GOAL OF THE EXERCISE:
Copy verbatim the lines from the line containing "x-tick-label: 180 <box>1132" to the line containing "x-axis-label: Delay (Days) <box>1594".
##############################
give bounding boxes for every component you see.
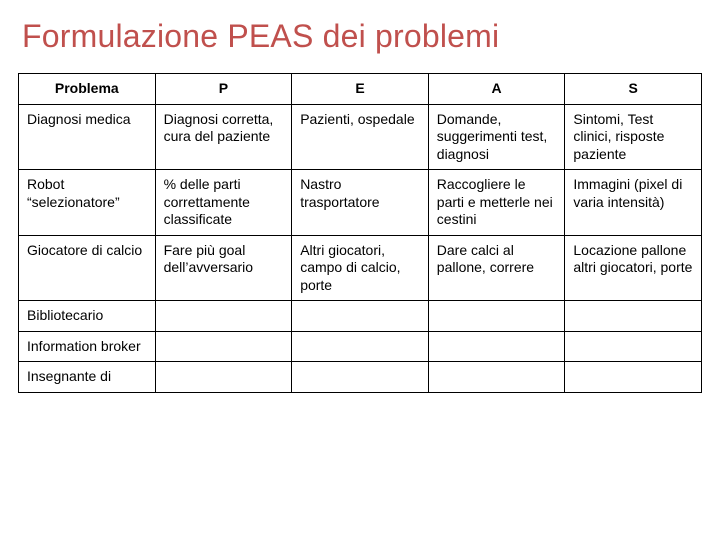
col-header: S [565,74,702,105]
table-row: Insegnante di [19,362,702,393]
table-header-row: Problema P E A S [19,74,702,105]
cell-a: Dare calci al pallone, correre [428,235,565,301]
cell-s [565,301,702,332]
cell-p: Fare più goal dell’avversario [155,235,292,301]
col-header: A [428,74,565,105]
table-row: Diagnosi medica Diagnosi corretta, cura … [19,104,702,170]
cell-p [155,362,292,393]
cell-problema: Robot “selezionatore” [19,170,156,236]
cell-a [428,301,565,332]
cell-problema: Information broker [19,331,156,362]
cell-e: Nastro trasportatore [292,170,429,236]
cell-s: Locazione pallone altri giocatori, porte [565,235,702,301]
peas-table: Problema P E A S Diagnosi medica Diagnos… [18,73,702,393]
cell-e: Altri giocatori, campo di calcio, porte [292,235,429,301]
cell-e [292,331,429,362]
cell-e: Pazienti, ospedale [292,104,429,170]
col-header: P [155,74,292,105]
cell-p: Diagnosi corretta, cura del paziente [155,104,292,170]
cell-problema: Bibliotecario [19,301,156,332]
cell-a: Raccogliere le parti e metterle nei cest… [428,170,565,236]
cell-e [292,362,429,393]
cell-problema: Insegnante di [19,362,156,393]
slide-title: Formulazione PEAS dei problemi [22,18,702,55]
cell-p [155,331,292,362]
cell-s [565,331,702,362]
cell-s: Sintomi, Test clinici, risposte paziente [565,104,702,170]
cell-s [565,362,702,393]
cell-a [428,362,565,393]
table-row: Bibliotecario [19,301,702,332]
table-row: Robot “selezionatore” % delle parti corr… [19,170,702,236]
col-header: Problema [19,74,156,105]
cell-e [292,301,429,332]
cell-p [155,301,292,332]
cell-problema: Diagnosi medica [19,104,156,170]
cell-problema: Giocatore di calcio [19,235,156,301]
slide: Formulazione PEAS dei problemi Problema … [0,0,720,540]
table-row: Information broker [19,331,702,362]
table-row: Giocatore di calcio Fare più goal dell’a… [19,235,702,301]
cell-a [428,331,565,362]
cell-a: Domande, suggerimenti test, diagnosi [428,104,565,170]
cell-s: Immagini (pixel di varia intensità) [565,170,702,236]
cell-p: % delle parti correttamente classificate [155,170,292,236]
col-header: E [292,74,429,105]
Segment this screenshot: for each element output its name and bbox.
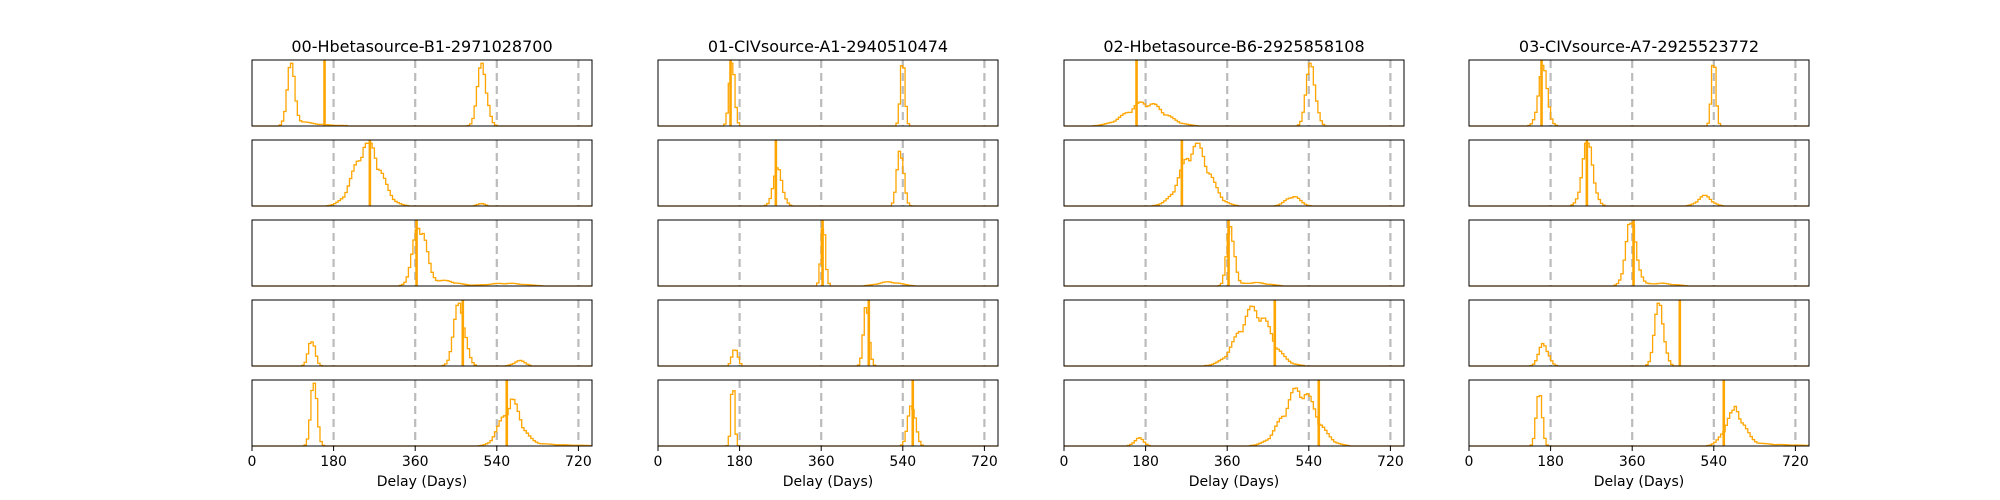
x-tick-label: 180 <box>1132 454 1159 470</box>
histogram-panel <box>1063 299 1405 367</box>
histogram-series <box>1469 394 1809 447</box>
x-axis-label: Delay (Days) <box>1189 474 1279 490</box>
histogram-series <box>1064 142 1404 207</box>
panel-frame <box>657 379 999 447</box>
histogram-panel <box>251 219 593 287</box>
x-tick-label: 0 <box>1060 454 1069 470</box>
panel-frame <box>1468 299 1810 367</box>
histogram-panel <box>657 59 999 127</box>
histogram-series <box>658 228 998 287</box>
column-title: 03-CIVsource-A7-2925523772 <box>1519 37 1759 56</box>
panel-frame <box>1063 219 1405 287</box>
panel-frame <box>251 299 593 367</box>
x-tick-label: 540 <box>1700 454 1727 470</box>
histogram-panel <box>1063 139 1405 207</box>
panel-frame <box>1468 59 1810 127</box>
panel-frame <box>1063 59 1405 127</box>
histogram-panel: 0 180 360 540 720 Delay (Days) <box>1465 379 1810 490</box>
histogram-panel <box>251 139 593 207</box>
histogram-panel: 0 180 360 540 720 Delay (Days) <box>654 379 999 490</box>
panel-frame <box>1468 379 1810 447</box>
panel-frame <box>1063 299 1405 367</box>
panel-frame <box>251 59 593 127</box>
x-tick-label: 720 <box>1782 454 1809 470</box>
panel-frame <box>251 139 593 207</box>
histogram-panel <box>251 299 593 367</box>
histogram-panel <box>1468 219 1810 287</box>
histogram-series <box>252 302 592 367</box>
x-tick-label: 0 <box>1465 454 1474 470</box>
panel-frame <box>1468 139 1810 207</box>
histogram-panel <box>657 299 999 367</box>
x-tick-label: 180 <box>320 454 347 470</box>
column-title: 02-Hbetasource-B6-2925858108 <box>1103 37 1364 56</box>
panel-frame <box>1063 379 1405 447</box>
histogram-panel <box>657 219 999 287</box>
histogram-panel <box>1063 219 1405 287</box>
panel-frame <box>657 139 999 207</box>
histogram-panel <box>1468 139 1810 207</box>
panel-frame <box>251 219 593 287</box>
histogram-series <box>1469 302 1809 367</box>
histogram-panel <box>251 59 593 127</box>
histogram-series <box>252 62 592 127</box>
x-axis-label: Delay (Days) <box>1594 474 1684 490</box>
x-tick-label: 540 <box>1295 454 1322 470</box>
panel-frame <box>251 379 593 447</box>
panel-frame <box>1063 139 1405 207</box>
x-axis-label: Delay (Days) <box>377 474 467 490</box>
x-tick-label: 0 <box>654 454 663 470</box>
x-tick-label: 540 <box>889 454 916 470</box>
histogram-series <box>252 142 592 207</box>
x-tick-label: 720 <box>1377 454 1404 470</box>
histogram-series <box>1064 305 1404 367</box>
histogram-series <box>1064 387 1404 447</box>
x-tick-label: 360 <box>402 454 429 470</box>
histogram-series <box>1469 142 1809 207</box>
x-tick-label: 720 <box>565 454 592 470</box>
x-tick-label: 180 <box>726 454 753 470</box>
histogram-panel <box>1468 59 1810 127</box>
histogram-series <box>1469 64 1809 127</box>
x-tick-label: 540 <box>483 454 510 470</box>
x-tick-label: 360 <box>808 454 835 470</box>
histogram-series <box>658 62 998 127</box>
x-tick-label: 720 <box>971 454 998 470</box>
x-tick-label: 360 <box>1619 454 1646 470</box>
histogram-series <box>1469 222 1809 287</box>
column-title: 00-Hbetasource-B1-2971028700 <box>291 37 552 56</box>
histogram-panel <box>1468 299 1810 367</box>
histogram-panel: 0 180 360 540 720 Delay (Days) <box>1060 379 1405 490</box>
panel-frame <box>657 219 999 287</box>
histogram-panel: 0 180 360 540 720 Delay (Days) <box>248 379 593 490</box>
histogram-series <box>658 306 998 367</box>
histogram-series <box>658 390 998 447</box>
x-axis-label: Delay (Days) <box>783 474 873 490</box>
x-tick-label: 0 <box>248 454 257 470</box>
x-tick-label: 360 <box>1214 454 1241 470</box>
histogram-series <box>1064 62 1404 127</box>
histogram-series <box>1064 226 1404 287</box>
histogram-series <box>252 382 592 447</box>
column-title: 01-CIVsource-A1-2940510474 <box>708 37 948 56</box>
panel-frame <box>1468 219 1810 287</box>
histogram-series <box>658 150 998 207</box>
x-tick-label: 180 <box>1537 454 1564 470</box>
histogram-panel <box>657 139 999 207</box>
panel-frame <box>657 299 999 367</box>
panel-frame <box>657 59 999 127</box>
histogram-panel <box>1063 59 1405 127</box>
histogram-series <box>252 227 592 287</box>
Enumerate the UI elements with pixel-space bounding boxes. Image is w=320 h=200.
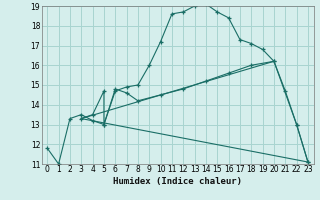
X-axis label: Humidex (Indice chaleur): Humidex (Indice chaleur) [113, 177, 242, 186]
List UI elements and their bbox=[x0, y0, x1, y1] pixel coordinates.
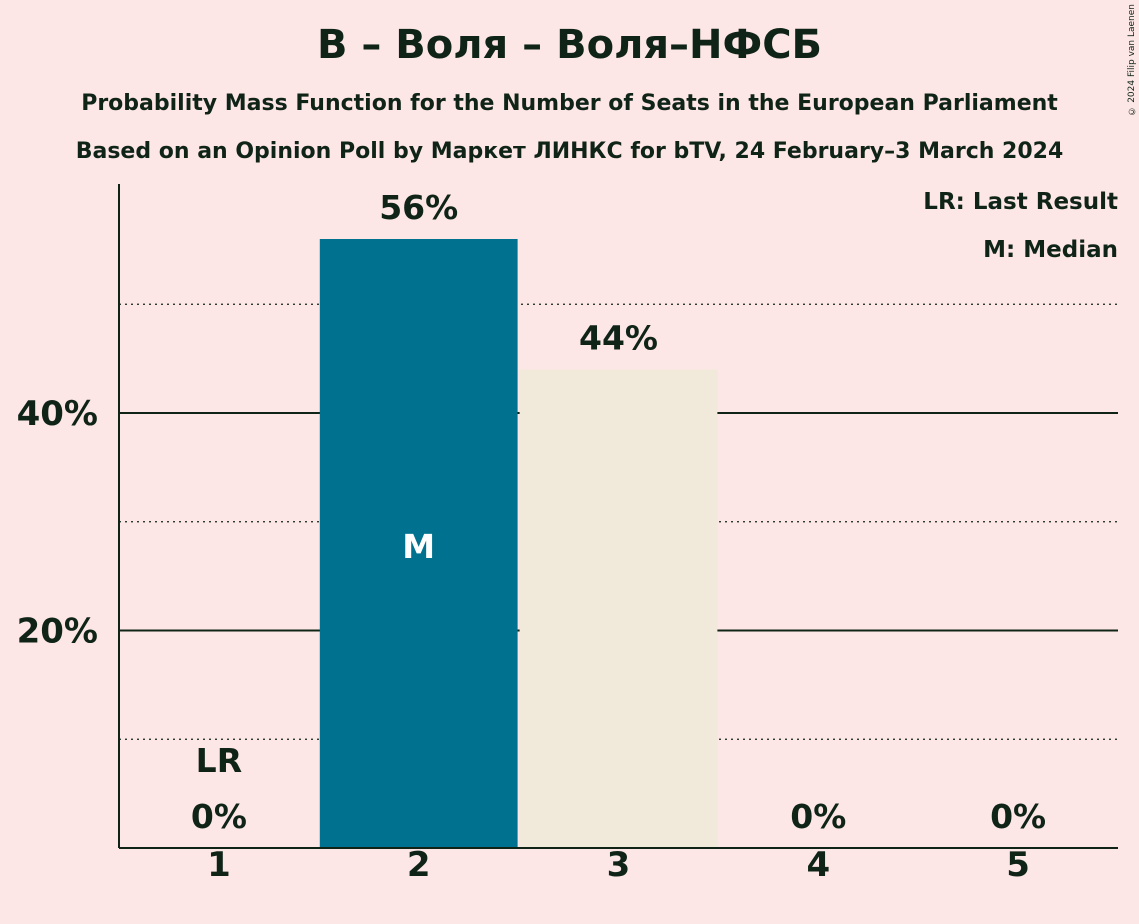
bar bbox=[319, 239, 518, 848]
x-tick-label: 1 bbox=[207, 845, 231, 885]
y-tick-label: 20% bbox=[17, 612, 98, 652]
x-tick-label: 4 bbox=[806, 845, 830, 885]
legend-median: M: Median bbox=[983, 237, 1118, 263]
bar-value-label: 0% bbox=[790, 797, 846, 836]
last-result-marker: LR bbox=[196, 741, 242, 780]
axes bbox=[118, 184, 1118, 849]
chart-source-subtitle: Based on an Opinion Poll by Маркет ЛИНКС… bbox=[75, 139, 1064, 164]
chart-subtitle: Probability Mass Function for the Number… bbox=[81, 91, 1058, 116]
median-marker: M bbox=[402, 527, 435, 566]
bar bbox=[519, 369, 718, 848]
bar-value-label: 44% bbox=[579, 319, 658, 358]
bar-value-label: 0% bbox=[990, 797, 1046, 836]
bars bbox=[319, 239, 718, 848]
x-tick-label: 5 bbox=[1006, 845, 1030, 885]
chart-title: В – Воля – Воля–НФСБ bbox=[316, 22, 823, 68]
y-tick-label: 40% bbox=[17, 394, 98, 434]
x-tick-label: 2 bbox=[407, 845, 431, 885]
legend-last-result: LR: Last Result bbox=[923, 189, 1118, 215]
bar-value-label: 0% bbox=[191, 797, 247, 836]
bar-value-label: 56% bbox=[379, 188, 458, 227]
x-tick-label: 3 bbox=[607, 845, 631, 885]
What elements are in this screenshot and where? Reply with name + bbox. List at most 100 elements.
##############################
RESPONSE TO THE EXERCISE:
x-tick-label: 180 <box>1132 454 1159 470</box>
histogram-panel <box>1063 299 1405 367</box>
histogram-series <box>1469 394 1809 447</box>
x-axis-label: Delay (Days) <box>1189 474 1279 490</box>
histogram-series <box>1064 142 1404 207</box>
panel-frame <box>657 379 999 447</box>
histogram-panel <box>251 219 593 287</box>
x-tick-label: 0 <box>1060 454 1069 470</box>
panel-frame <box>1468 299 1810 367</box>
histogram-panel <box>657 59 999 127</box>
histogram-series <box>658 228 998 287</box>
column-title: 03-CIVsource-A7-2925523772 <box>1519 37 1759 56</box>
panel-frame <box>1063 219 1405 287</box>
panel-frame <box>251 299 593 367</box>
x-tick-label: 540 <box>1700 454 1727 470</box>
histogram-panel <box>1063 139 1405 207</box>
panel-frame <box>1468 59 1810 127</box>
panel-frame <box>1063 59 1405 127</box>
histogram-panel: 0 180 360 540 720 Delay (Days) <box>1465 379 1810 490</box>
histogram-panel <box>251 139 593 207</box>
histogram-panel: 0 180 360 540 720 Delay (Days) <box>654 379 999 490</box>
panel-frame <box>1468 379 1810 447</box>
panel-frame <box>1063 299 1405 367</box>
panel-frame <box>251 59 593 127</box>
x-tick-label: 720 <box>1782 454 1809 470</box>
panel-frame <box>251 139 593 207</box>
histogram-panel <box>251 299 593 367</box>
histogram-panel <box>1468 219 1810 287</box>
histogram-series <box>252 302 592 367</box>
x-tick-label: 0 <box>1465 454 1474 470</box>
panel-frame <box>1468 139 1810 207</box>
histogram-panel <box>657 299 999 367</box>
x-tick-label: 180 <box>320 454 347 470</box>
column-title: 02-Hbetasource-B6-2925858108 <box>1103 37 1364 56</box>
panel-frame <box>1063 379 1405 447</box>
histogram-panel <box>657 219 999 287</box>
histogram-panel <box>1063 219 1405 287</box>
panel-frame <box>657 139 999 207</box>
histogram-panel <box>1468 139 1810 207</box>
panel-frame <box>251 219 593 287</box>
histogram-series <box>1469 302 1809 367</box>
histogram-panel <box>251 59 593 127</box>
histogram-series <box>252 62 592 127</box>
x-axis-label: Delay (Days) <box>1594 474 1684 490</box>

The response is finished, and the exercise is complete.